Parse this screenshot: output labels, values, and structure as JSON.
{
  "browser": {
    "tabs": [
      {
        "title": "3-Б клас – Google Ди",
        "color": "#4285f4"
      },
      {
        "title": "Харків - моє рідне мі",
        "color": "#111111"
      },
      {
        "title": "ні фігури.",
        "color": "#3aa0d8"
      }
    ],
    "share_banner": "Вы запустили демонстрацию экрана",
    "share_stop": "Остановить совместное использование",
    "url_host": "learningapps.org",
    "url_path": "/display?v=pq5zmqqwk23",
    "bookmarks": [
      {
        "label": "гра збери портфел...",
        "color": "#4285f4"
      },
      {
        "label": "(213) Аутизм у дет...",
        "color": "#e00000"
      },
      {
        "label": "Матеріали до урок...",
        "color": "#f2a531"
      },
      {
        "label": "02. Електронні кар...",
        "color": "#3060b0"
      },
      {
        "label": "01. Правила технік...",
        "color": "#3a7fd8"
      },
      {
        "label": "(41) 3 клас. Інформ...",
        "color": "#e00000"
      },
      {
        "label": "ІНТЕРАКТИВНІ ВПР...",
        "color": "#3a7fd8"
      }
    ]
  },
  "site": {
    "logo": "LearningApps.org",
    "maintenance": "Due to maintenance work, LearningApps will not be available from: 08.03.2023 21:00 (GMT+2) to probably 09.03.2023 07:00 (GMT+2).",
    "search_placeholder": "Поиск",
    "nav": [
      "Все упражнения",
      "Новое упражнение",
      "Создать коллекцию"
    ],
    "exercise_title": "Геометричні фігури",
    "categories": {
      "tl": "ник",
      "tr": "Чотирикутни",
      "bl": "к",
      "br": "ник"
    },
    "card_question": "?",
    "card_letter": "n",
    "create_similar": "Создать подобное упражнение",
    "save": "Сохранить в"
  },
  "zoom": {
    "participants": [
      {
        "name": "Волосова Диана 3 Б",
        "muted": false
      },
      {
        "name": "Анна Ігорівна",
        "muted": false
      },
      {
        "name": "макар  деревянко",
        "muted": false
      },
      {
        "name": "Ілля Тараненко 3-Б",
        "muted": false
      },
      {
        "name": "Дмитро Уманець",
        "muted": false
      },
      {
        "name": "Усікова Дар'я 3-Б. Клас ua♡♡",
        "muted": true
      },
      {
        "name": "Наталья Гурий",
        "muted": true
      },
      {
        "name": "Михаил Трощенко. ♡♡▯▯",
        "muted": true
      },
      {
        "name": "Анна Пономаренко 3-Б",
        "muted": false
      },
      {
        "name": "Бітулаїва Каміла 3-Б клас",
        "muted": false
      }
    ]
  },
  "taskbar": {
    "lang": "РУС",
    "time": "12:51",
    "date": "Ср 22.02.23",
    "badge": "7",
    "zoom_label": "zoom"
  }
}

===============

### Prompt:
Every line above should be printed again exactly as it stands.

### Exercise solution:
Parse this screenshot: output labels, values, and structure as JSON.
{
  "browser": {
    "tabs": [
      {
        "title": "3-Б клас – Google Ди",
        "color": "#4285f4"
      },
      {
        "title": "Харків - моє рідне мі",
        "color": "#111111"
      },
      {
        "title": "ні фігури.",
        "color": "#3aa0d8"
      }
    ],
    "share_banner": "Вы запустили демонстрацию экрана",
    "share_stop": "Остановить совместное использование",
    "url_host": "learningapps.org",
    "url_path": "/display?v=pq5zmqqwk23",
    "bookmarks": [
      {
        "label": "гра збери портфел...",
        "color": "#4285f4"
      },
      {
        "label": "(213) Аутизм у дет...",
        "color": "#e00000"
      },
      {
        "label": "Матеріали до урок...",
        "color": "#f2a531"
      },
      {
        "label": "02. Електронні кар...",
        "color": "#3060b0"
      },
      {
        "label": "01. Правила технік...",
        "color": "#3a7fd8"
      },
      {
        "label": "(41) 3 клас. Інформ...",
        "color": "#e00000"
      },
      {
        "label": "ІНТЕРАКТИВНІ ВПР...",
        "color": "#3a7fd8"
      }
    ]
  },
  "site": {
    "logo": "LearningApps.org",
    "maintenance": "Due to maintenance work, LearningApps will not be available from: 08.03.2023 21:00 (GMT+2) to probably 09.03.2023 07:00 (GMT+2).",
    "search_placeholder": "Поиск",
    "nav": [
      "Все упражнения",
      "Новое упражнение",
      "Создать коллекцию"
    ],
    "exercise_title": "Геометричні фігури",
    "categories": {
      "tl": "ник",
      "tr": "Чотирикутни",
      "bl": "к",
      "br": "ник"
    },
    "card_question": "?",
    "card_letter": "n",
    "create_similar": "Создать подобное упражнение",
    "save": "Сохранить в"
  },
  "zoom": {
    "participants": [
      {
        "name": "Волосова Диана 3 Б",
        "muted": false
      },
      {
        "name": "Анна Ігорівна",
        "muted": false
      },
      {
        "name": "макар  деревянко",
        "muted": false
      },
      {
        "name": "Ілля Тараненко 3-Б",
        "muted": false
      },
      {
        "name": "Дмитро Уманець",
        "muted": false
      },
      {
        "name": "Усікова Дар'я 3-Б. Клас ua♡♡",
        "muted": true
      },
      {
        "name": "Наталья Гурий",
        "muted": true
      },
      {
        "name": "Михаил Трощенко. ♡♡▯▯",
        "muted": true
      },
      {
        "name": "Анна Пономаренко 3-Б",
        "muted": false
      },
      {
        "name": "Бітулаїва Каміла 3-Б клас",
        "muted": false
      }
    ]
  },
  "taskbar": {
    "lang": "РУС",
    "time": "12:51",
    "date": "Ср 22.02.23",
    "badge": "7",
    "zoom_label": "zoom"
  }
}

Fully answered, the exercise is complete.